* [What the exercise asks]
Work out the number of lines containing "вознаграждение". Answer with nothing but that number.

* [Entries]
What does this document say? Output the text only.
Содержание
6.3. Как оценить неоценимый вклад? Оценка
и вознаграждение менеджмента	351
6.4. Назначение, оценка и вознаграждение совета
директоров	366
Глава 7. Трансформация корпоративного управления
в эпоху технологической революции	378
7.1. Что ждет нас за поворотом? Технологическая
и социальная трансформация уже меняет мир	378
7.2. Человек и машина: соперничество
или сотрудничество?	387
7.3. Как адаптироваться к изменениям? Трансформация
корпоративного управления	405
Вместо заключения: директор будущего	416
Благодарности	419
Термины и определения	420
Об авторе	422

* [Answer to this problem]
2